Entries taken from a collection |
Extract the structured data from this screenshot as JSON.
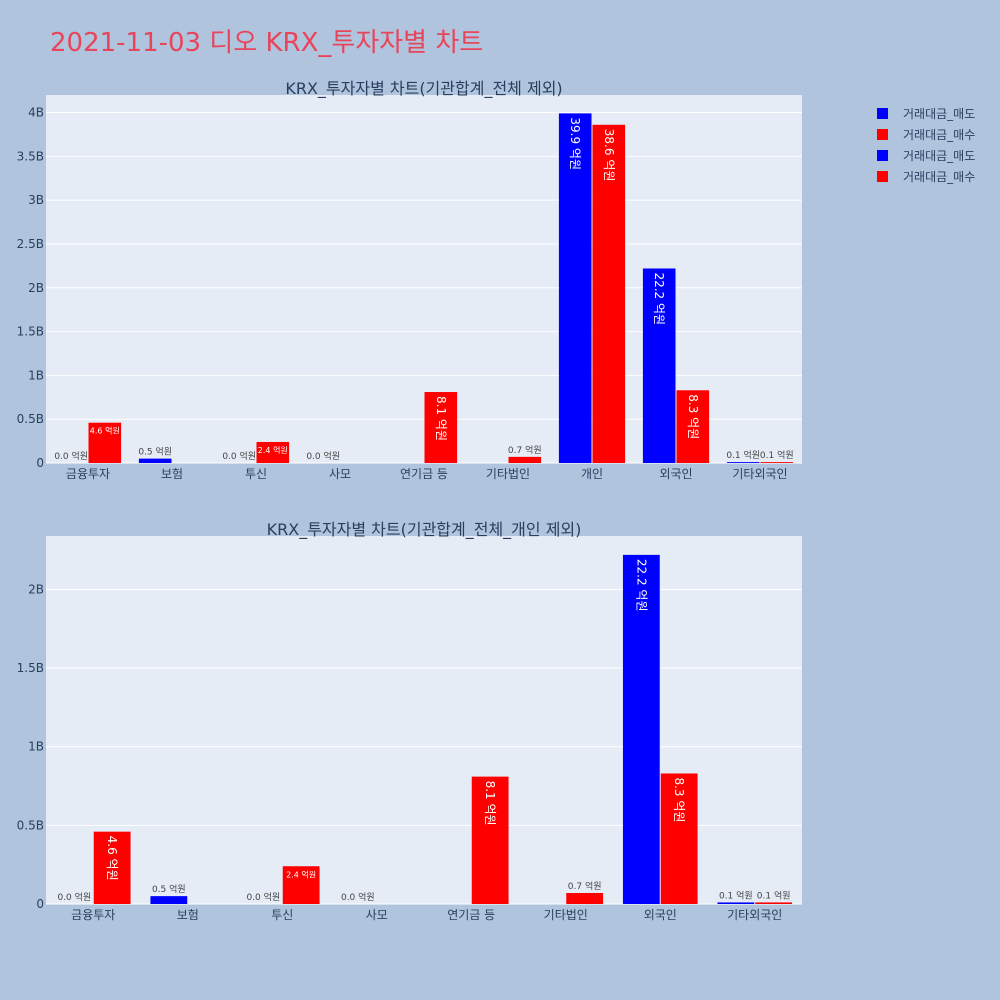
{
  "page": {
    "title": "2021-11-03 디오 KRX_투자자별 차트"
  },
  "legend": {
    "position": "top-right",
    "items": [
      {
        "label": "거래대금_매도",
        "color": "#0000ff"
      },
      {
        "label": "거래대금_매수",
        "color": "#ff0000"
      },
      {
        "label": "거래대금_매도",
        "color": "#0000ff"
      },
      {
        "label": "거래대금_매수",
        "color": "#ff0000"
      }
    ]
  },
  "colors": {
    "sell": "#0000ff",
    "buy": "#ff0000",
    "plot_bg": "#e5ecf6",
    "page_bg": "#b0c4de",
    "title": "#e8455a"
  },
  "chart_data": [
    {
      "type": "bar",
      "title": "KRX_투자자별 차트(기관합계_전체 제외)",
      "categories": [
        "금융투자",
        "보험",
        "투신",
        "사모",
        "연기금 등",
        "기타법인",
        "개인",
        "외국인",
        "기타외국인"
      ],
      "series": [
        {
          "name": "거래대금_매도",
          "color": "#0000ff",
          "values": [
            0.0,
            0.05,
            0.0,
            0.0,
            0.0,
            0.0,
            3.99,
            2.22,
            0.01
          ],
          "labels": [
            "0.0 억원",
            "0.5 억원",
            "0.0 억원",
            "0.0 억원",
            "",
            "",
            "39.9 억원",
            "22.2 억원",
            "0.1 억원"
          ]
        },
        {
          "name": "거래대금_매수",
          "color": "#ff0000",
          "values": [
            0.46,
            0.0,
            0.24,
            0.0,
            0.81,
            0.07,
            3.86,
            0.83,
            0.01
          ],
          "labels": [
            "4.6 억원",
            "",
            "2.4 억원",
            "",
            "8.1 억원",
            "0.7 억원",
            "38.6 억원",
            "8.3 억원",
            "0.1 억원"
          ]
        }
      ],
      "yunit": "B",
      "yticks": [
        0,
        0.5,
        1,
        1.5,
        2,
        2.5,
        3,
        3.5,
        4
      ],
      "ytick_labels": [
        "0",
        "0.5B",
        "1B",
        "1.5B",
        "2B",
        "2.5B",
        "3B",
        "3.5B",
        "4B"
      ],
      "ylim": [
        0,
        4.2
      ],
      "grid": true
    },
    {
      "type": "bar",
      "title": "KRX_투자자별 차트(기관합계_전체_개인 제외)",
      "categories": [
        "금융투자",
        "보험",
        "투신",
        "사모",
        "연기금 등",
        "기타법인",
        "외국인",
        "기타외국인"
      ],
      "series": [
        {
          "name": "거래대금_매도",
          "color": "#0000ff",
          "values": [
            0.0,
            0.05,
            0.0,
            0.0,
            0.0,
            0.0,
            2.22,
            0.01
          ],
          "labels": [
            "0.0 억원",
            "0.5 억원",
            "0.0 억원",
            "0.0 억원",
            "",
            "",
            "22.2 억원",
            "0.1 억원"
          ]
        },
        {
          "name": "거래대금_매수",
          "color": "#ff0000",
          "values": [
            0.46,
            0.0,
            0.24,
            0.0,
            0.81,
            0.07,
            0.83,
            0.01
          ],
          "labels": [
            "4.6 억원",
            "",
            "2.4 억원",
            "",
            "8.1 억원",
            "0.7 억원",
            "8.3 억원",
            "0.1 억원"
          ]
        }
      ],
      "yunit": "B",
      "yticks": [
        0,
        0.5,
        1,
        1.5,
        2
      ],
      "ytick_labels": [
        "0",
        "0.5B",
        "1B",
        "1.5B",
        "2B"
      ],
      "ylim": [
        0,
        2.34
      ],
      "grid": true
    }
  ]
}
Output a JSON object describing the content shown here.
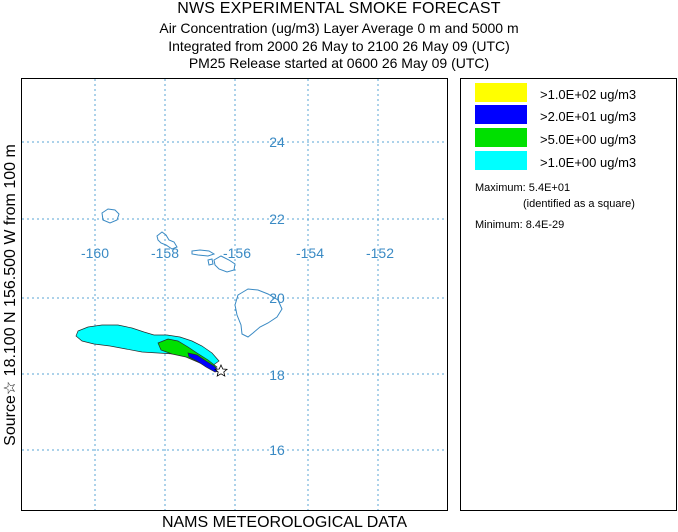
{
  "header": {
    "title": "NWS EXPERIMENTAL SMOKE FORECAST",
    "line2": "Air Concentration (ug/m3) Layer Average    0 m and  5000 m",
    "line3": "Integrated from 2000 26 May to 2100 26 May 09 (UTC)",
    "line4": "PM25 Release started at 0600 26 May 09 (UTC)"
  },
  "side_label": "Source☆ 18.100 N 156.500 W      from  100 m",
  "footer": "NAMS METEOROLOGICAL DATA",
  "map": {
    "lon_labels": [
      "-160",
      "-158",
      "-156",
      "-154",
      "-152"
    ],
    "lat_labels": [
      "24",
      "22",
      "20",
      "18",
      "16"
    ],
    "colors": {
      "grid": "#5aa5d4",
      "coast": "#3a8ac4",
      "label": "#3a8ac4"
    }
  },
  "legend": {
    "items": [
      {
        "label": ">1.0E+02 ug/m3",
        "color": "#ffff00"
      },
      {
        "label": ">2.0E+01 ug/m3",
        "color": "#0000ff"
      },
      {
        "label": ">5.0E+00 ug/m3",
        "color": "#00e000"
      },
      {
        "label": ">1.0E+00 ug/m3",
        "color": "#00ffff"
      }
    ],
    "maximum_label": "Maximum: 5.4E+01",
    "maximum_note": "(identified as a square)",
    "minimum_label": "Minimum: 8.4E-29"
  }
}
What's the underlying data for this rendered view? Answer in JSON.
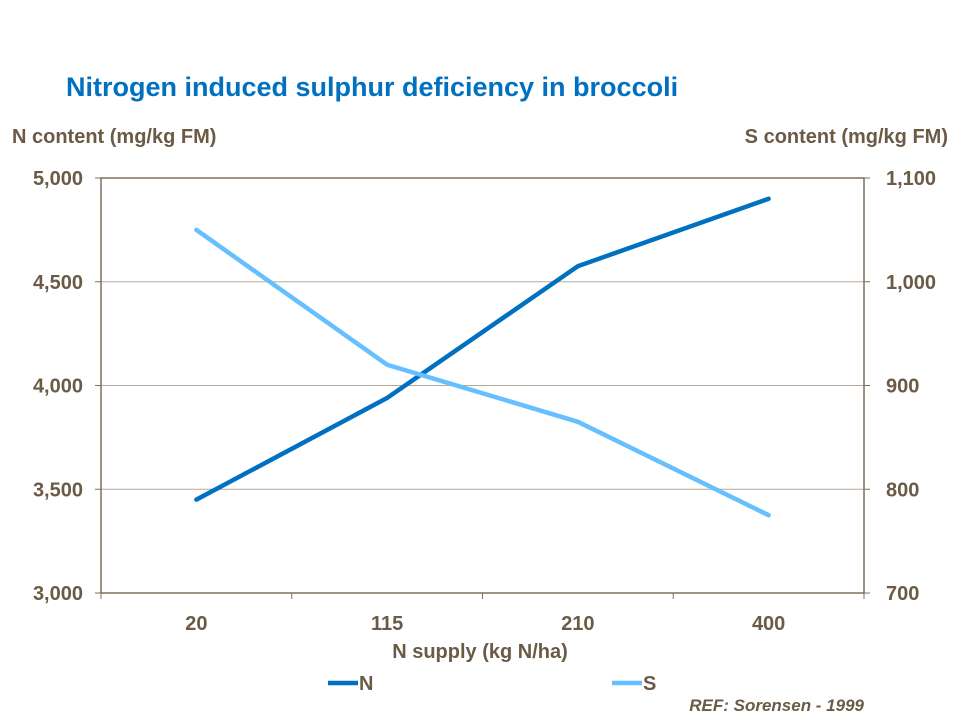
{
  "chart_data": {
    "type": "line",
    "title": "Nitrogen induced sulphur deficiency in broccoli",
    "xlabel": "N supply (kg N/ha)",
    "ylabel_left": "N content (mg/kg FM)",
    "ylabel_right": "S content (mg/kg FM)",
    "categories": [
      "20",
      "115",
      "210",
      "400"
    ],
    "y_left": {
      "range": [
        3000,
        5000
      ],
      "ticks": [
        "3,000",
        "3,500",
        "4,000",
        "4,500",
        "5,000"
      ]
    },
    "y_right": {
      "range": [
        700,
        1100
      ],
      "ticks": [
        "700",
        "800",
        "900",
        "1,000",
        "1,100"
      ]
    },
    "series": [
      {
        "name": "N",
        "axis": "left",
        "color": "#0070C0",
        "values": [
          3450,
          3940,
          4575,
          4900
        ]
      },
      {
        "name": "S",
        "axis": "right",
        "color": "#66BFFF",
        "values": [
          1050,
          920,
          865,
          775
        ]
      }
    ],
    "grid": true,
    "legend": "bottom",
    "note": "REF: Sorensen - 1999"
  }
}
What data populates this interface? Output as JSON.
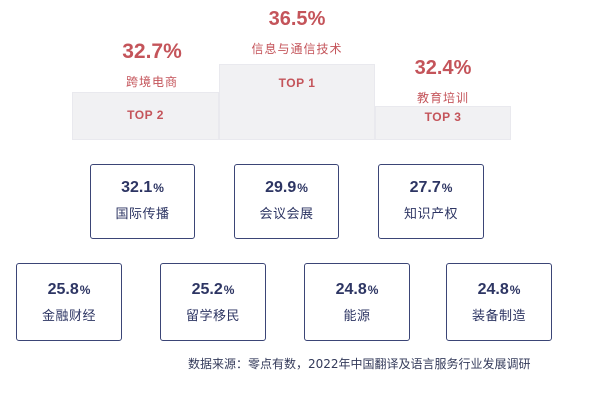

Your objective | Make a verbatim copy of all the entries and strip out the pictures.

Response to this exercise |
Extract the structured data from this screenshot as JSON.
{
  "page": {
    "title": "2021-11-03 디오 KRX_투자자별 차트"
  },
  "legend": {
    "position": "top-right",
    "items": [
      {
        "label": "거래대금_매도",
        "color": "#0000ff"
      },
      {
        "label": "거래대금_매수",
        "color": "#ff0000"
      },
      {
        "label": "거래대금_매도",
        "color": "#0000ff"
      },
      {
        "label": "거래대금_매수",
        "color": "#ff0000"
      }
    ]
  },
  "colors": {
    "sell": "#0000ff",
    "buy": "#ff0000",
    "plot_bg": "#e5ecf6",
    "page_bg": "#b0c4de",
    "title": "#e8455a"
  },
  "chart_data": [
    {
      "type": "bar",
      "title": "KRX_투자자별 차트(기관합계_전체 제외)",
      "categories": [
        "금융투자",
        "보험",
        "투신",
        "사모",
        "연기금 등",
        "기타법인",
        "개인",
        "외국인",
        "기타외국인"
      ],
      "series": [
        {
          "name": "거래대금_매도",
          "color": "#0000ff",
          "values": [
            0.0,
            0.05,
            0.0,
            0.0,
            0.0,
            0.0,
            3.99,
            2.22,
            0.01
          ],
          "labels": [
            "0.0 억원",
            "0.5 억원",
            "0.0 억원",
            "0.0 억원",
            "",
            "",
            "39.9 억원",
            "22.2 억원",
            "0.1 억원"
          ]
        },
        {
          "name": "거래대금_매수",
          "color": "#ff0000",
          "values": [
            0.46,
            0.0,
            0.24,
            0.0,
            0.81,
            0.07,
            3.86,
            0.83,
            0.01
          ],
          "labels": [
            "4.6 억원",
            "",
            "2.4 억원",
            "",
            "8.1 억원",
            "0.7 억원",
            "38.6 억원",
            "8.3 억원",
            "0.1 억원"
          ]
        }
      ],
      "yunit": "B",
      "yticks": [
        0,
        0.5,
        1,
        1.5,
        2,
        2.5,
        3,
        3.5,
        4
      ],
      "ytick_labels": [
        "0",
        "0.5B",
        "1B",
        "1.5B",
        "2B",
        "2.5B",
        "3B",
        "3.5B",
        "4B"
      ],
      "ylim": [
        0,
        4.2
      ],
      "grid": true
    },
    {
      "type": "bar",
      "title": "KRX_투자자별 차트(기관합계_전체_개인 제외)",
      "categories": [
        "금융투자",
        "보험",
        "투신",
        "사모",
        "연기금 등",
        "기타법인",
        "외국인",
        "기타외국인"
      ],
      "series": [
        {
          "name": "거래대금_매도",
          "color": "#0000ff",
          "values": [
            0.0,
            0.05,
            0.0,
            0.0,
            0.0,
            0.0,
            2.22,
            0.01
          ],
          "labels": [
            "0.0 억원",
            "0.5 억원",
            "0.0 억원",
            "0.0 억원",
            "",
            "",
            "22.2 억원",
            "0.1 억원"
          ]
        },
        {
          "name": "거래대금_매수",
          "color": "#ff0000",
          "values": [
            0.46,
            0.0,
            0.24,
            0.0,
            0.81,
            0.07,
            0.83,
            0.01
          ],
          "labels": [
            "4.6 억원",
            "",
            "2.4 억원",
            "",
            "8.1 억원",
            "0.7 억원",
            "8.3 억원",
            "0.1 억원"
          ]
        }
      ],
      "yunit": "B",
      "yticks": [
        0,
        0.5,
        1,
        1.5,
        2
      ],
      "ytick_labels": [
        "0",
        "0.5B",
        "1B",
        "1.5B",
        "2B"
      ],
      "ylim": [
        0,
        2.34
      ],
      "grid": true
    }
  ]
}
Output a JSON object describing the content shown here.
{
  "header": {
    "title": "NWS EXPERIMENTAL SMOKE FORECAST",
    "line2": "Air Concentration (ug/m3) Layer Average    0 m and  5000 m",
    "line3": "Integrated from 2000 26 May to 2100 26 May 09 (UTC)",
    "line4": "PM25 Release started at 0600 26 May 09 (UTC)"
  },
  "side_label": "Source☆ 18.100 N 156.500 W      from  100 m",
  "footer": "NAMS METEOROLOGICAL DATA",
  "map": {
    "lon_labels": [
      "-160",
      "-158",
      "-156",
      "-154",
      "-152"
    ],
    "lat_labels": [
      "24",
      "22",
      "20",
      "18",
      "16"
    ],
    "colors": {
      "grid": "#5aa5d4",
      "coast": "#3a8ac4",
      "label": "#3a8ac4"
    }
  },
  "legend": {
    "items": [
      {
        "label": ">1.0E+02 ug/m3",
        "color": "#ffff00"
      },
      {
        "label": ">2.0E+01 ug/m3",
        "color": "#0000ff"
      },
      {
        "label": ">5.0E+00 ug/m3",
        "color": "#00e000"
      },
      {
        "label": ">1.0E+00 ug/m3",
        "color": "#00ffff"
      }
    ],
    "maximum_label": "Maximum: 5.4E+01",
    "maximum_note": "(identified as a square)",
    "minimum_label": "Minimum: 8.4E-29"
  }
}
What's the underlying data for this rendered view? Answer in JSON.
{
  "chart_data": {
    "type": "line",
    "title": "Nitrogen induced sulphur deficiency in broccoli",
    "xlabel": "N supply (kg N/ha)",
    "ylabel_left": "N content (mg/kg FM)",
    "ylabel_right": "S content (mg/kg FM)",
    "categories": [
      "20",
      "115",
      "210",
      "400"
    ],
    "y_left": {
      "range": [
        3000,
        5000
      ],
      "ticks": [
        "3,000",
        "3,500",
        "4,000",
        "4,500",
        "5,000"
      ]
    },
    "y_right": {
      "range": [
        700,
        1100
      ],
      "ticks": [
        "700",
        "800",
        "900",
        "1,000",
        "1,100"
      ]
    },
    "series": [
      {
        "name": "N",
        "axis": "left",
        "color": "#0070C0",
        "values": [
          3450,
          3940,
          4575,
          4900
        ]
      },
      {
        "name": "S",
        "axis": "right",
        "color": "#66BFFF",
        "values": [
          1050,
          920,
          865,
          775
        ]
      }
    ],
    "grid": true,
    "legend": "bottom",
    "note": "REF: Sorensen - 1999"
  }
}
What data populates this interface? Output as JSON.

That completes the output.